• [WRITTEN PROBLEM]: Output all of the entries exactly as written.

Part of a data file
+-------+
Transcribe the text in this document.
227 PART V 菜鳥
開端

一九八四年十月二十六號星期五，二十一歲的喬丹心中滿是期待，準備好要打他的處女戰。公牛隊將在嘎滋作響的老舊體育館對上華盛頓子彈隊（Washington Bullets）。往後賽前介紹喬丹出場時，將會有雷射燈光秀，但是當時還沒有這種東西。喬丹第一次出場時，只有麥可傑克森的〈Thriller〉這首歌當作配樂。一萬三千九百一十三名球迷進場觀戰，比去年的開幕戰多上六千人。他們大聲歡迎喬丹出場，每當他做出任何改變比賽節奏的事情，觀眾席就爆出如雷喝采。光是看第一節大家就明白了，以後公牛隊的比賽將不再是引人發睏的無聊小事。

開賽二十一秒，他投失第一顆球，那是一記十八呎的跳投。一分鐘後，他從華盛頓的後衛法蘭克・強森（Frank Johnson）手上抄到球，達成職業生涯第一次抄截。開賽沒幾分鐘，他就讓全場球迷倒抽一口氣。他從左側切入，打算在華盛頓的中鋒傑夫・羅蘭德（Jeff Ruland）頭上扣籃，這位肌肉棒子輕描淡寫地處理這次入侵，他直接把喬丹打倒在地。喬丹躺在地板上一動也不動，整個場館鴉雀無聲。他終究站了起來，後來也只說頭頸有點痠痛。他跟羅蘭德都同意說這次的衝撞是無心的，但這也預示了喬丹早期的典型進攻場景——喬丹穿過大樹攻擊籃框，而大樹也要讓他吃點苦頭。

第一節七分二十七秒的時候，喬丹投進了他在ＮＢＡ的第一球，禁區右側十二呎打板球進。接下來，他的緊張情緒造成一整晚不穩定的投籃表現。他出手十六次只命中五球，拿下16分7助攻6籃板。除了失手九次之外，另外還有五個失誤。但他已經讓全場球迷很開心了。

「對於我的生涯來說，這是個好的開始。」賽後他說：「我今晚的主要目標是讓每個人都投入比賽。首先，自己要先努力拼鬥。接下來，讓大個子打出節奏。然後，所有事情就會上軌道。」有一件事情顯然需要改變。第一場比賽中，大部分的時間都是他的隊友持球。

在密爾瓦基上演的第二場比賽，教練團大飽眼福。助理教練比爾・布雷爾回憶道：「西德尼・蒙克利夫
+-------+
• [REPLY]:
Transcribe the text in this document.
227 PART V 菜鳥
開端

一九八四年十月二十六號星期五，二十一歲的喬丹心中滿是期待，準備好要打他的處女戰。公牛隊將在嘎滋作響的老舊體育館對上華盛頓子彈隊（Washington Bullets）。往後賽前介紹喬丹出場時，將會有雷射燈光秀，但是當時還沒有這種東西。喬丹第一次出場時，只有麥可傑克森的〈Thriller〉這首歌當作配樂。一萬三千九百一十三名球迷進場觀戰，比去年的開幕戰多上六千人。他們大聲歡迎喬丹出場，每當他做出任何改變比賽節奏的事情，觀眾席就爆出如雷喝采。光是看第一節大家就明白了，以後公牛隊的比賽將不再是引人發睏的無聊小事。

開賽二十一秒，他投失第一顆球，那是一記十八呎的跳投。一分鐘後，他從華盛頓的後衛法蘭克・強森（Frank Johnson）手上抄到球，達成職業生涯第一次抄截。開賽沒幾分鐘，他就讓全場球迷倒抽一口氣。他從左側切入，打算在華盛頓的中鋒傑夫・羅蘭德（Jeff Ruland）頭上扣籃，這位肌肉棒子輕描淡寫地處理這次入侵，他直接把喬丹打倒在地。喬丹躺在地板上一動也不動，整個場館鴉雀無聲。他終究站了起來，後來也只說頭頸有點痠痛。他跟羅蘭德都同意說這次的衝撞是無心的，但這也預示了喬丹早期的典型進攻場景——喬丹穿過大樹攻擊籃框，而大樹也要讓他吃點苦頭。

第一節七分二十七秒的時候，喬丹投進了他在ＮＢＡ的第一球，禁區右側十二呎打板球進。接下來，他的緊張情緒造成一整晚不穩定的投籃表現。他出手十六次只命中五球，拿下16分7助攻6籃板。除了失手九次之外，另外還有五個失誤。但他已經讓全場球迷很開心了。

「對於我的生涯來說，這是個好的開始。」賽後他說：「我今晚的主要目標是讓每個人都投入比賽。首先，自己要先努力拼鬥。接下來，讓大個子打出節奏。然後，所有事情就會上軌道。」有一件事情顯然需要改變。第一場比賽中，大部分的時間都是他的隊友持球。

在密爾瓦基上演的第二場比賽，教練團大飽眼福。助理教練比爾・布雷爾回憶道：「西德尼・蒙克利夫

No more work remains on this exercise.